WHAT THE TASK REQUIRES
Reproduce every line below exactly as written; do not include the images.

DATA FOR THIS TASK
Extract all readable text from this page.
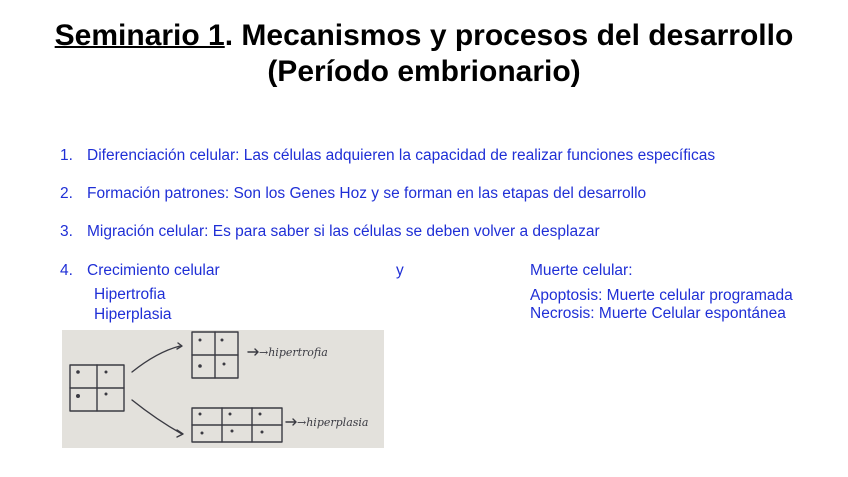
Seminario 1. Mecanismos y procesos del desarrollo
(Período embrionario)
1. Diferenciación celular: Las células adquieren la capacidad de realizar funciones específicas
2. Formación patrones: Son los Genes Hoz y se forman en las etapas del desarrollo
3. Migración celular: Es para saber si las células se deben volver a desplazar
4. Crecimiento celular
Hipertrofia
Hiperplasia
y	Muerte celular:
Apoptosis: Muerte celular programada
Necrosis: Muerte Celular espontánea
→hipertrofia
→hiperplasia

EXPECTED OUTPUT
Extract all readable text from this page.
Seminario 1. Mecanismos y procesos del desarrollo
(Período embrionario)
1. Diferenciación celular: Las células adquieren la capacidad de realizar funciones específicas
2. Formación patrones: Son los Genes Hoz y se forman en las etapas del desarrollo
3. Migración celular: Es para saber si las células se deben volver a desplazar
4. Crecimiento celular
Hipertrofia
Hiperplasia
y	Muerte celular:
Apoptosis: Muerte celular programada
Necrosis: Muerte Celular espontánea
→hipertrofia
→hiperplasia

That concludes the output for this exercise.